PROBLEM TO WORK ON
Copy every line from the data below in which the string "content" can be found.

MATERIAL FOR THIS TASK
####################

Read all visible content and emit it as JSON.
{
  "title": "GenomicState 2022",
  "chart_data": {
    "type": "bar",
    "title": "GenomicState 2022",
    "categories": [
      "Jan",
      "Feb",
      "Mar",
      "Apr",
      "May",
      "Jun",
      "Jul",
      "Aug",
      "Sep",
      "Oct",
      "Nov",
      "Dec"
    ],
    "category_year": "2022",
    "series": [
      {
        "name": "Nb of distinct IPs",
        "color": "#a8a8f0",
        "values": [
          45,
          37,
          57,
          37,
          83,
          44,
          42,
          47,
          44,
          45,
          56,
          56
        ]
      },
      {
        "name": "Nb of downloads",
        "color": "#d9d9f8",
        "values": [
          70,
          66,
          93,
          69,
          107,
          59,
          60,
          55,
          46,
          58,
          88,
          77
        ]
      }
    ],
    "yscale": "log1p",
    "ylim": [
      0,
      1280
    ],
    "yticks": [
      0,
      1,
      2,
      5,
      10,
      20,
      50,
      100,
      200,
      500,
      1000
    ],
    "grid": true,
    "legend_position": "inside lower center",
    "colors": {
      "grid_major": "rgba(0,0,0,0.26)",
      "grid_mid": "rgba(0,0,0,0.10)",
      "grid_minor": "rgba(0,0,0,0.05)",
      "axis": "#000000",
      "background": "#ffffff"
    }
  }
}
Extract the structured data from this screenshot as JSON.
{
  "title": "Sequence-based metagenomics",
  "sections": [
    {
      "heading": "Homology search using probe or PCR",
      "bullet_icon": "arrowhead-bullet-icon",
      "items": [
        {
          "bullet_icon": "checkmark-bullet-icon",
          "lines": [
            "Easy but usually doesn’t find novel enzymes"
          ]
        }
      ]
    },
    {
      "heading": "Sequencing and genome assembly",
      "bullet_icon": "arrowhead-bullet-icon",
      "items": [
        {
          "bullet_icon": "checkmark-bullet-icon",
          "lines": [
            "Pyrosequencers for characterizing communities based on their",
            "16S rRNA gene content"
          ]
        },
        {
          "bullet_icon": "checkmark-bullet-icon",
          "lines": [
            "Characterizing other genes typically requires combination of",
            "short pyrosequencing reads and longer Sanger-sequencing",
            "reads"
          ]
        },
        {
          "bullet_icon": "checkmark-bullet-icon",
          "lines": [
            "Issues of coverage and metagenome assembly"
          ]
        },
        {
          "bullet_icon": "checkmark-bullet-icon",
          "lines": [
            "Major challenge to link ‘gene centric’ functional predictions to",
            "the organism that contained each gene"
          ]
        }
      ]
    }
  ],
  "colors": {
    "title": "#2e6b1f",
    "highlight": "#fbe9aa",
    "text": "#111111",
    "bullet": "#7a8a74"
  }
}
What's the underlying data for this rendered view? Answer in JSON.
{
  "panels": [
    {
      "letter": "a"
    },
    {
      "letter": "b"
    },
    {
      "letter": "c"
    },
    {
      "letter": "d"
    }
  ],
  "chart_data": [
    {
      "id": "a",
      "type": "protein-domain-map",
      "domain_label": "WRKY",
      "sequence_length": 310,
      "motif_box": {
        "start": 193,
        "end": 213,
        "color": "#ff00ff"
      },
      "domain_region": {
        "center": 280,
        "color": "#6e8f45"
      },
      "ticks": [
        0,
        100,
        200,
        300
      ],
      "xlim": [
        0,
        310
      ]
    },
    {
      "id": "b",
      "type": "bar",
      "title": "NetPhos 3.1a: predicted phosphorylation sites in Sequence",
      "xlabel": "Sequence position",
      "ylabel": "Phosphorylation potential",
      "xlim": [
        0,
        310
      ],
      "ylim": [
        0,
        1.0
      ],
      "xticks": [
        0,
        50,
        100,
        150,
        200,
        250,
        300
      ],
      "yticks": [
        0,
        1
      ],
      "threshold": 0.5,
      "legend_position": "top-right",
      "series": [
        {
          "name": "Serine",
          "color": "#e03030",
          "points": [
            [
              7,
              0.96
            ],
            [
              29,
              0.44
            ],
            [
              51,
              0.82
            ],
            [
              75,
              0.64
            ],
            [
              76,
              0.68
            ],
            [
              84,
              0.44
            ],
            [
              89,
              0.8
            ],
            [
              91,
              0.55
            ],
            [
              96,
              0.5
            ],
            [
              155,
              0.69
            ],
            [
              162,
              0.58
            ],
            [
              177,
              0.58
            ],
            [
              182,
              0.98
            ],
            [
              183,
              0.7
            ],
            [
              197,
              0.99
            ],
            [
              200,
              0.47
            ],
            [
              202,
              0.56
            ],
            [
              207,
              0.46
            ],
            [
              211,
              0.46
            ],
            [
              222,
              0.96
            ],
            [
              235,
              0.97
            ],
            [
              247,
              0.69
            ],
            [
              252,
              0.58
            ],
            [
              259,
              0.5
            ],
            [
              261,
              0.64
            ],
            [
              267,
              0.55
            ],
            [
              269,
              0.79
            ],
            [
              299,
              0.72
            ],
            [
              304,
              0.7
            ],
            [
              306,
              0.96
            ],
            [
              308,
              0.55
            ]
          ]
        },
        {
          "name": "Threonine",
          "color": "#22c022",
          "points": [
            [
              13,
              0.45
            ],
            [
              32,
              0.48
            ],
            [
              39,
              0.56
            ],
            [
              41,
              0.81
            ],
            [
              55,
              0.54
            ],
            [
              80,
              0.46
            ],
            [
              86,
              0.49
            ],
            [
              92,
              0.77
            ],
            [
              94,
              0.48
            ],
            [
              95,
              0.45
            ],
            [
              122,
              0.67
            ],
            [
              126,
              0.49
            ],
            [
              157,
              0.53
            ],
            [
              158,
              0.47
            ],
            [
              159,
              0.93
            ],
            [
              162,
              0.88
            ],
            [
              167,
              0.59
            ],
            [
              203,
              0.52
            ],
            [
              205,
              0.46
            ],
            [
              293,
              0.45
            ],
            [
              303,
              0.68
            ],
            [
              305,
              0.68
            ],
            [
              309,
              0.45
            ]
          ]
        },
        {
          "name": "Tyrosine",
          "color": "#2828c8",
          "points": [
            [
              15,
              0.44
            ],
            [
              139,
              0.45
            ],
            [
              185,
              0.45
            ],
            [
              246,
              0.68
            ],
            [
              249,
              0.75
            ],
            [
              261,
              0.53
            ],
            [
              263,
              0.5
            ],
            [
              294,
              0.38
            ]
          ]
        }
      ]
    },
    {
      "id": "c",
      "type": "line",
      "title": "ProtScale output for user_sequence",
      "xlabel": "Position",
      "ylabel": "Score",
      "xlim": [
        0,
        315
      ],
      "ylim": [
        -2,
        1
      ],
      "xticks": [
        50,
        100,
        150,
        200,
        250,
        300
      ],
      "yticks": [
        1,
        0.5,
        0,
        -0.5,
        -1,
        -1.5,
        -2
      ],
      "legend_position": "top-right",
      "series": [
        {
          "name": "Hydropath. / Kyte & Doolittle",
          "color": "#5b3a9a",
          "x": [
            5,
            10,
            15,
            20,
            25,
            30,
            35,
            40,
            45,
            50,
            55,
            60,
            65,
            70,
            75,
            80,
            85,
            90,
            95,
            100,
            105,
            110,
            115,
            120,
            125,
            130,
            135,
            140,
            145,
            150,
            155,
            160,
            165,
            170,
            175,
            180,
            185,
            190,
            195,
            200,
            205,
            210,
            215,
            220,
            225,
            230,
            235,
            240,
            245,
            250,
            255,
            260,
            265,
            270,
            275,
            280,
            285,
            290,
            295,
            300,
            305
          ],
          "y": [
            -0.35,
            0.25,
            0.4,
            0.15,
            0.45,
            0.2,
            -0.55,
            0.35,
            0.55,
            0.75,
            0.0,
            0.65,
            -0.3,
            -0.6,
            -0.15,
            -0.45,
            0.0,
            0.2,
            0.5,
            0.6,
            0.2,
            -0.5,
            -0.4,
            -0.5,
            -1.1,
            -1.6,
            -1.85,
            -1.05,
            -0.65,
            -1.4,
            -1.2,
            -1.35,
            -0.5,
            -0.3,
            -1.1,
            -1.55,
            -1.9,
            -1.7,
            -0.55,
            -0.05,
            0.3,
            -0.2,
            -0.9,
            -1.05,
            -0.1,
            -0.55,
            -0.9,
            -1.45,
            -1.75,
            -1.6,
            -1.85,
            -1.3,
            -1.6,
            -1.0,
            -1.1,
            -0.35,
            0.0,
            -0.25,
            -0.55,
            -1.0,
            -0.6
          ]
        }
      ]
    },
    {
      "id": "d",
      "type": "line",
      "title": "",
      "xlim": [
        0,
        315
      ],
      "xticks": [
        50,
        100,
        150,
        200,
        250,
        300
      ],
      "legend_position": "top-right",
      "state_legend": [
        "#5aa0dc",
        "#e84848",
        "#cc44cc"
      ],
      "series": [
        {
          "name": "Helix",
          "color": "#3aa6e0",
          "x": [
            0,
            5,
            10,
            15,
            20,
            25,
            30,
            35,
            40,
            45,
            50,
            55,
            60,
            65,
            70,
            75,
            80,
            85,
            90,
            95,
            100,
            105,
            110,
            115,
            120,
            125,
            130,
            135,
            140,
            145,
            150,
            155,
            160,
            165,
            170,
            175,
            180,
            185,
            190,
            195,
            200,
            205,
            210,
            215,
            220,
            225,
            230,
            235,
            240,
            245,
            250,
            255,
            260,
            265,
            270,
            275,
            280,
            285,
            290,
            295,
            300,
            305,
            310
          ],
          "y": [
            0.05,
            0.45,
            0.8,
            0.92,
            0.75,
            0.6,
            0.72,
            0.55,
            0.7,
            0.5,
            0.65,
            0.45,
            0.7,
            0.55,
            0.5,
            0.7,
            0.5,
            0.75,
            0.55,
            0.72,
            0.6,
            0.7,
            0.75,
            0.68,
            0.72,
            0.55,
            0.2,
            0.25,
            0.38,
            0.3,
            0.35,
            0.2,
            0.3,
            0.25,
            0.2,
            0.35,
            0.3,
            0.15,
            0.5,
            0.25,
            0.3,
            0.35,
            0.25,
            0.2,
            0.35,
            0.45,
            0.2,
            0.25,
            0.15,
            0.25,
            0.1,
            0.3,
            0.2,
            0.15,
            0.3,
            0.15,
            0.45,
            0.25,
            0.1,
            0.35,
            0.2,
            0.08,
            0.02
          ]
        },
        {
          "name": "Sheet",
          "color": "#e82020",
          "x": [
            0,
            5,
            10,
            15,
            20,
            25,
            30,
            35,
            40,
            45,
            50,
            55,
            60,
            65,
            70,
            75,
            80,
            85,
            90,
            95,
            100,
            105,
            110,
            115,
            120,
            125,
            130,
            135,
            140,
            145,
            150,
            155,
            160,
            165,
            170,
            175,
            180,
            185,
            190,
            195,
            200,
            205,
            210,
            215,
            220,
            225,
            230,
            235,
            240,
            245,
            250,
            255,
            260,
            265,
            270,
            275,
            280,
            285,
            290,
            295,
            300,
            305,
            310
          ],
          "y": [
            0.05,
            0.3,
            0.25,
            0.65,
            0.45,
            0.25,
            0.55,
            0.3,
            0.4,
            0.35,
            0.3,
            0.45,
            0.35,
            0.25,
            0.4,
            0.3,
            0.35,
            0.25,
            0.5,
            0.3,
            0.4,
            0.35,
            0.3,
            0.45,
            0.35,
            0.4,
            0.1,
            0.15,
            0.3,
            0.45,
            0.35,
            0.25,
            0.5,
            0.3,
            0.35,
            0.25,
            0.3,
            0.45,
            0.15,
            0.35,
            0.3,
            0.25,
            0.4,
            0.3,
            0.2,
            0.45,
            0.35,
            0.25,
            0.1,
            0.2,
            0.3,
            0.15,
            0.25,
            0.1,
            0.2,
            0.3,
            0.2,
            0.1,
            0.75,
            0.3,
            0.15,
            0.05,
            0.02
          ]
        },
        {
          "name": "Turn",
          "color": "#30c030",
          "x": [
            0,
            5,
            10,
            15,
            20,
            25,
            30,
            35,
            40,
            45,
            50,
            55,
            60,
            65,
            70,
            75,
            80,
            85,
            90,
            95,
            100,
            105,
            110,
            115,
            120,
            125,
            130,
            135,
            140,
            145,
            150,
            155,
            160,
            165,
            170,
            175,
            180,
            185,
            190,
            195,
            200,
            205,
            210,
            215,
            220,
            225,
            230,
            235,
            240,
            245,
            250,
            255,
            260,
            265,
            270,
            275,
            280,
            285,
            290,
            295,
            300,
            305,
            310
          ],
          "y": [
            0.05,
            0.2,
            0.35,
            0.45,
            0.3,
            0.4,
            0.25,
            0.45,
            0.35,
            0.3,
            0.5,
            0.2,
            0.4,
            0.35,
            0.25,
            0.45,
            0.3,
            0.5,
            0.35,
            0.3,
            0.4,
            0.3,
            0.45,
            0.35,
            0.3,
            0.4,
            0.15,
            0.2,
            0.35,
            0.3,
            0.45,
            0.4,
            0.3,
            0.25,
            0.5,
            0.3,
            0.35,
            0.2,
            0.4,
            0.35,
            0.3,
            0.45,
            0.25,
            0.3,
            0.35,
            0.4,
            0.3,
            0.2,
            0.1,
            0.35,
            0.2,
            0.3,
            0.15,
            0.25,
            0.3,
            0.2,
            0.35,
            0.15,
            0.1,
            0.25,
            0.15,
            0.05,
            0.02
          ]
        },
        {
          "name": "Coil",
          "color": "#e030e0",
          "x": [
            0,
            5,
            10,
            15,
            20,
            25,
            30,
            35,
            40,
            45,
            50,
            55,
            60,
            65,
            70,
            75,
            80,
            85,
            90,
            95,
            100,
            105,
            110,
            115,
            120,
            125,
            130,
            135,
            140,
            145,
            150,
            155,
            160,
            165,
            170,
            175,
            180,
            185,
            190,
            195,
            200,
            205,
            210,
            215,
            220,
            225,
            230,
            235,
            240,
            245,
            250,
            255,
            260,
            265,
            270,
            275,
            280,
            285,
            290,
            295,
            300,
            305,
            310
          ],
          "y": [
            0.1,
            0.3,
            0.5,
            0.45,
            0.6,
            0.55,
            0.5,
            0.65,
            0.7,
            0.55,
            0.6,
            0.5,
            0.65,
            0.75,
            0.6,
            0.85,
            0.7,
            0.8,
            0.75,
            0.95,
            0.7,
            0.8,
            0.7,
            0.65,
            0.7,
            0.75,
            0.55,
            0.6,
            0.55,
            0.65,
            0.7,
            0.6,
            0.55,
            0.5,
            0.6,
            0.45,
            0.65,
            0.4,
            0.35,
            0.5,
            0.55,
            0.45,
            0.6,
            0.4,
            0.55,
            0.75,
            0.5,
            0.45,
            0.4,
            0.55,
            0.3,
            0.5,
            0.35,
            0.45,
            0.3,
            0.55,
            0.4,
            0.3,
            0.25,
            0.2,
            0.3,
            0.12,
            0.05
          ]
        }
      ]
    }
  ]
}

####################

EXERCISE SOLUTION
Read all visible content and emit it as JSON.
            "16S rRNA gene content"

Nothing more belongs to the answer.